- [Stated task] Look at each line of the records and count those with "dalam" in them. Please answer with the count alone.
● ● ● ● ● ● ●
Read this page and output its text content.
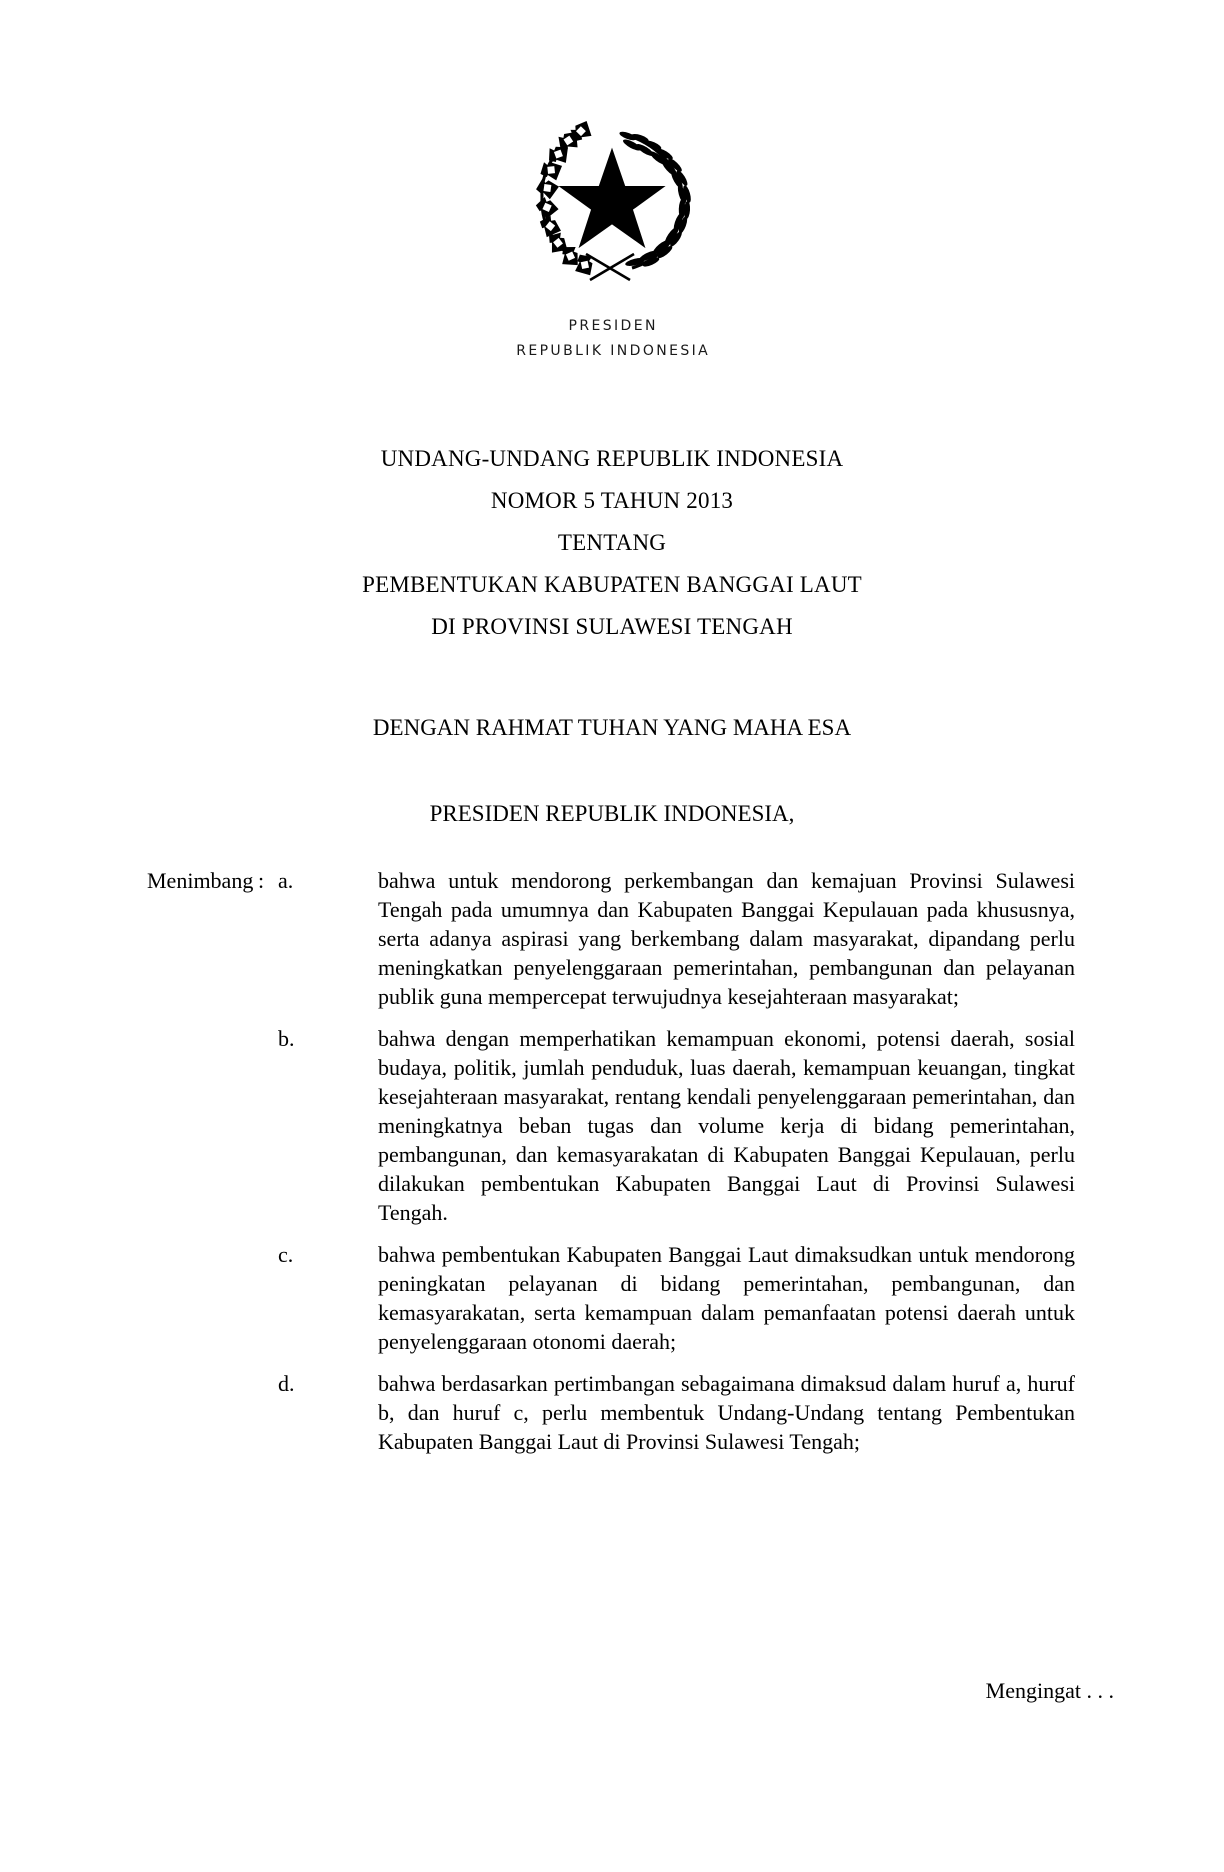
PRESIDEN
REPUBLIK INDONESIA
UNDANG-UNDANG REPUBLIK INDONESIA
NOMOR 5 TAHUN 2013
TENTANG
PEMBENTUKAN KABUPATEN BANGGAI LAUT
DI PROVINSI SULAWESI TENGAH
DENGAN RAHMAT TUHAN YANG MAHA ESA
PRESIDEN REPUBLIK INDONESIA,
Menimbang : a.	bahwa untuk mendorong perkembangan dan kemajuan Provinsi Sulawesi Tengah pada umumnya dan Kabupaten Banggai Kepulauan pada khususnya, serta adanya aspirasi yang berkembang dalam masyarakat, dipandang perlu meningkatkan penyelenggaraan pemerintahan, pembangunan dan pelayanan publik guna mempercepat terwujudnya kesejahteraan masyarakat;
b.	bahwa dengan memperhatikan kemampuan ekonomi, potensi daerah, sosial budaya, politik, jumlah penduduk, luas daerah, kemampuan keuangan, tingkat kesejahteraan masyarakat, rentang kendali penyelenggaraan pemerintahan, dan meningkatnya beban tugas dan volume kerja di bidang pemerintahan, pembangunan, dan kemasyarakatan di Kabupaten Banggai Kepulauan, perlu dilakukan pembentukan Kabupaten Banggai Laut di Provinsi Sulawesi Tengah.
c.	bahwa pembentukan Kabupaten Banggai Laut dimaksudkan untuk mendorong peningkatan pelayanan di bidang pemerintahan, pembangunan, dan kemasyarakatan, serta kemampuan dalam pemanfaatan potensi daerah untuk penyelenggaraan otonomi daerah;
d.	bahwa berdasarkan pertimbangan sebagaimana dimaksud dalam huruf a, huruf b, dan huruf c, perlu membentuk Undang-Undang tentang Pembentukan Kabupaten Banggai Laut di Provinsi Sulawesi Tengah;
Mengingat . . .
● ● ● ● ● ● ●
- [The result] 3